[Page element annotations]:
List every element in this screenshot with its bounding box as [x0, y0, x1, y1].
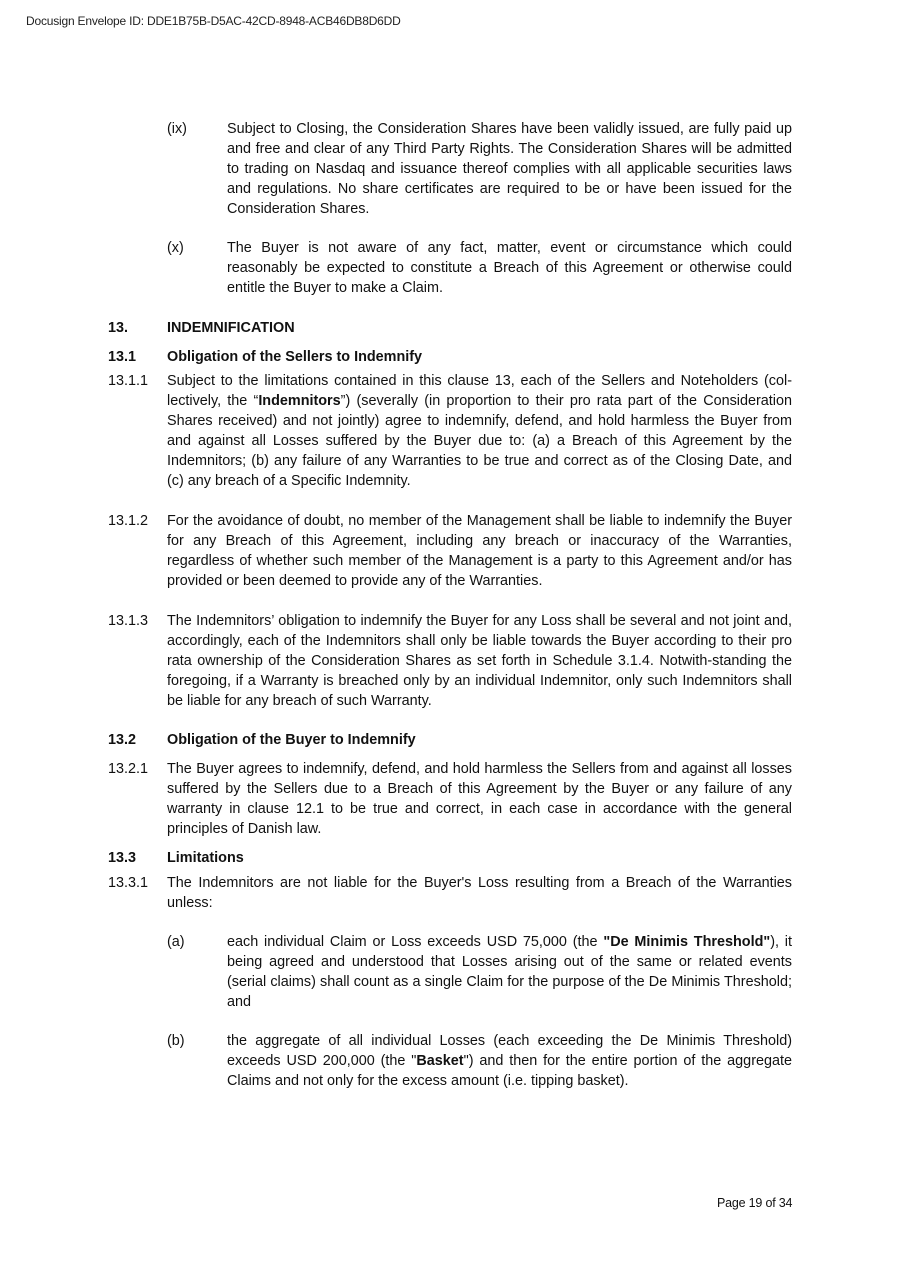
item-ix-text: Subject to Closing, the Consideration Shares have been validly issued, are fully paid up and free and clear of any Third Party Rights. The Consideration Shares will be admitted to trading on Nasdaq and issuance thereof complies with all applicable securities laws and regulations. No share certificates are required to be or have been issued for the Consideration Shares. — [227, 121, 792, 217]
section-13-1-number: 13.1 — [108, 349, 137, 365]
page-number: Page 19 of 34 — [717, 1196, 793, 1210]
clause-13-1-1-text: Subject to the limitations contained in this clause 13, each of the Sellers and Noteholders (col-lectively, the “Indemnitors”) (severally (in proportion to their pro rata part of the Consideration Shares received) and not jointly) agree to indemnify, defend, and hold harmless the Buyer from and against all Losses suffered by the Buyer due to: (a) a Breach of this Agreement by the Indemnitors; (b) any failure of any Warranties to be true and correct as of the Closing Date, and (c) any breach of a Specific Indemnity. — [167, 373, 793, 489]
clause-13-1-2-number: 13.1.2 — [108, 513, 149, 529]
section-13-2-title: Obligation of the Buyer to Indemnify — [167, 732, 416, 748]
limit-b-label: (b) — [167, 1033, 185, 1049]
section-13-title: INDEMNIFICATION — [167, 320, 295, 336]
limit-a-label: (a) — [167, 934, 185, 950]
clause-13-3-1-number: 13.3.1 — [108, 875, 149, 891]
section-13-2-number: 13.2 — [108, 732, 137, 748]
clause-13-2-1-number: 13.2.1 — [108, 761, 149, 777]
item-ix-label: (ix) — [167, 121, 187, 137]
clause-13-1-2-text: For the avoidance of doubt, no member of the Management shall be liable to indemnify the Buyer for any Breach of this Agreement, including any breach or inaccuracy of the Warranties, regardless of whether such member of the Management is a party to this Agreement and/or has provided or been deemed to provide any of the Warranties. — [167, 513, 792, 589]
section-13-3-title: Limitations — [167, 850, 244, 866]
section-13-number: 13. — [108, 320, 129, 336]
envelope-id: Docusign Envelope ID: DDE1B75B-D5AC-42CD-8948-ACB46DB8D6DD — [26, 14, 401, 28]
clause-13-1-3-text: The Indemnitors’ obligation to indemnify the Buyer for any Loss shall be several and not joint and, accordingly, each of the Indemnitors shall only be liable towards the Buyer according to their pro rata ownership of the Consideration Shares as set forth in Schedule 3.1.4. Notwith-standing the foregoing, if a Warranty is breached only by an individual Indemnitor, only such Indemnitors shall be liable for any breach of such Warranty. — [167, 613, 792, 709]
section-13-1-title: Obligation of the Sellers to Indemnify — [167, 349, 423, 365]
section-13-3-number: 13.3 — [108, 850, 137, 866]
limit-a-text: each individual Claim or Loss exceeds USD 75,000 (the "De Minimis Threshold"), it being agreed and understood that Losses arising out of the same or related events (serial claims) shall count as a single Claim for the purpose of the De Minimis Threshold; and — [227, 934, 792, 1010]
defined-term-indemnitors: Indemnitors — [258, 393, 341, 409]
clause-13-2-1-text: The Buyer agrees to indemnify, defend, and hold harmless the Sellers from and against all losses suffered by the Sellers due to a Breach of this Agreement by the Buyer or any failure of any warranty in clause 12.1 to be true and correct, in each case in accordance with the general principles of Danish law. — [167, 761, 792, 837]
clause-13-1-3-number: 13.1.3 — [108, 613, 149, 629]
clause-13-3-1-text: The Indemnitors are not liable for the Buyer's Loss resulting from a Breach of the Warranties unless: — [167, 875, 792, 911]
item-x-label: (x) — [167, 240, 184, 256]
defined-term-de-minimis: "De Minimis Threshold" — [603, 934, 771, 950]
clause-13-1-1-number: 13.1.1 — [108, 373, 149, 389]
item-x-text: The Buyer is not aware of any fact, matter, event or circumstance which could reasonably be expected to constitute a Breach of this Agreement or otherwise could entitle the Buyer to make a Claim. — [227, 240, 792, 296]
limit-b-text: the aggregate of all individual Losses (each exceeding the De Minimis Threshold) exceeds USD 200,000 (the "Basket") and then for the entire portion of the aggregate Claims and not only for the excess amount (i.e. tipping basket). — [227, 1033, 792, 1089]
defined-term-basket: Basket — [416, 1053, 464, 1069]
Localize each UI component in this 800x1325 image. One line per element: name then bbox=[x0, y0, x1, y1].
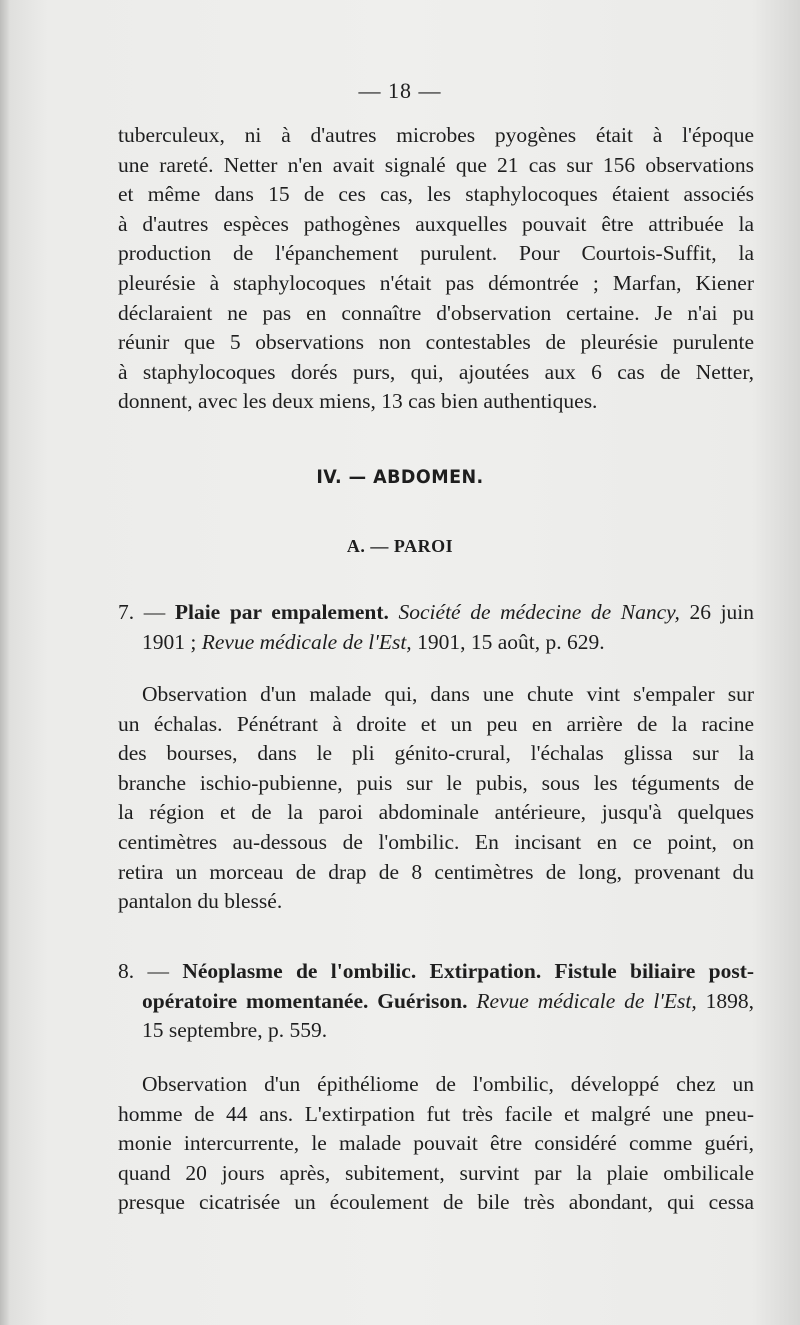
text-line: pleurésie à staphylocoques n'était pas démontrée ; Marfan, Kiener bbox=[118, 270, 754, 295]
entry-title: Plaie par empalement. bbox=[174, 600, 389, 624]
entry-title: Néoplasme de l'ombilic. Extirpation. Fistule biliaire post- bbox=[182, 959, 755, 983]
entry-8-title bbox=[118, 957, 754, 1046]
text-line: réunir que 5 observations non contestables de pleurésie purulente bbox=[118, 330, 754, 355]
page-number: — 18 — bbox=[358, 78, 442, 103]
text-line: la région et de la paroi abdominale antérieure, jusqu'à quelques bbox=[118, 800, 754, 825]
section-heading: IV. — ABDOMEN. bbox=[316, 466, 484, 488]
text-line: déclaraient ne pas en connaître d'observation certaine. Je n'ai pu bbox=[118, 300, 754, 325]
text-line: retira un morceau de drap de 8 centimètres de long, provenant du bbox=[118, 859, 754, 884]
entry-source: Revue médicale de l'Est, bbox=[201, 629, 412, 654]
text-line: quand 20 jours après, subitement, survint par la plaie ombilicale bbox=[118, 1160, 754, 1185]
text-line: tuberculeux, ni à d'autres microbes pyogènes était à l'époque bbox=[118, 123, 754, 147]
entry-8-line-1 bbox=[118, 957, 754, 987]
entry-7-line-1 bbox=[118, 598, 754, 628]
text-line: Observation d'un malade qui, dans une chute vint s'empaler sur bbox=[142, 682, 754, 706]
text-line: branche ischio-pubienne, puis sur le pubis, sous les téguments de bbox=[118, 770, 754, 795]
text-line: Observation d'un épithéliome de l'ombilic, développé chez un bbox=[142, 1072, 754, 1096]
subsection-heading: A. — PAROI bbox=[346, 536, 454, 556]
text-line: à staphylocoques dorés purs, qui, ajoutées aux 6 cas de Netter, bbox=[118, 359, 754, 384]
entry-7-title bbox=[118, 598, 754, 657]
entry-8-line-2 bbox=[118, 987, 754, 1017]
entry-7-line-2 bbox=[118, 628, 754, 658]
text-line: des bourses, dans le pli génito-crural, l'échalas glissa sur la bbox=[118, 741, 754, 766]
entry-8-line-3: 15 septembre, p. 559. bbox=[142, 1018, 328, 1043]
text-line: production de l'épanchement purulent. Pour Courtois-Suffit, la bbox=[118, 241, 754, 266]
text-line: pantalon du blessé. bbox=[118, 889, 283, 914]
entry-year: 1898, bbox=[705, 988, 755, 1013]
entry-title: opératoire momentanée. Guérison. bbox=[142, 988, 468, 1013]
text-line: à d'autres espèces pathogènes auxquelles pouvait être attribuée la bbox=[118, 211, 754, 236]
entry-date: 26 juin bbox=[689, 600, 755, 624]
text-line: une rareté. Netter n'en avait signalé que 21 cas sur 156 observations bbox=[118, 152, 754, 177]
paragraph-empalement bbox=[118, 680, 754, 917]
entry-source: Société de médecine de Nancy, bbox=[398, 600, 680, 624]
text-line: donnent, avec les deux miens, 13 cas bien authentiques. bbox=[118, 389, 598, 414]
text-line: monie intercurrente, le malade pouvait être considéré comme guéri, bbox=[118, 1131, 754, 1156]
entry-number: 7. — bbox=[118, 600, 166, 624]
text-line: et même dans 15 de ces cas, les staphylocoques étaient associés bbox=[118, 182, 754, 207]
entry-number: 8. — bbox=[118, 959, 169, 983]
paragraph-pleuresie bbox=[118, 121, 754, 417]
text-line: centimètres au-dessous de l'ombilic. En incisant en ce point, on bbox=[118, 829, 754, 854]
text-line: presque cicatrisée un écoulement de bile très abondant, qui cessa bbox=[118, 1190, 754, 1215]
entry-year: 1901 ; bbox=[142, 629, 197, 654]
entry-ref: 1901, 15 août, p. 629. bbox=[417, 629, 605, 654]
text-line: homme de 44 ans. L'extirpation fut très facile et malgré une pneu- bbox=[118, 1101, 754, 1126]
text-line: un échalas. Pénétrant à droite et un peu en arrière de la racine bbox=[118, 711, 754, 736]
entry-source: Revue médicale de l'Est, bbox=[476, 988, 697, 1013]
paragraph-neoplasme bbox=[118, 1070, 754, 1218]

[Your instructions]:
Please reproduce word for word the lines from the one containing "text-line: pleurésie à" through the one containing "text-line: réunir que", including both of those lines.

[Exercise answer]:
text-line: pleurésie à staphylocoques n'était pas démontrée ; Marfan, Kiener bbox=[118, 270, 754, 295]
entry-title: Plaie par empalement. bbox=[174, 600, 389, 624]
entry-title: Néoplasme de l'ombilic. Extirpation. Fistule biliaire post- bbox=[182, 959, 755, 983]
entry-8-title bbox=[118, 957, 754, 1046]
text-line: réunir que 5 observations non contestables de pleurésie purulente bbox=[118, 330, 754, 355]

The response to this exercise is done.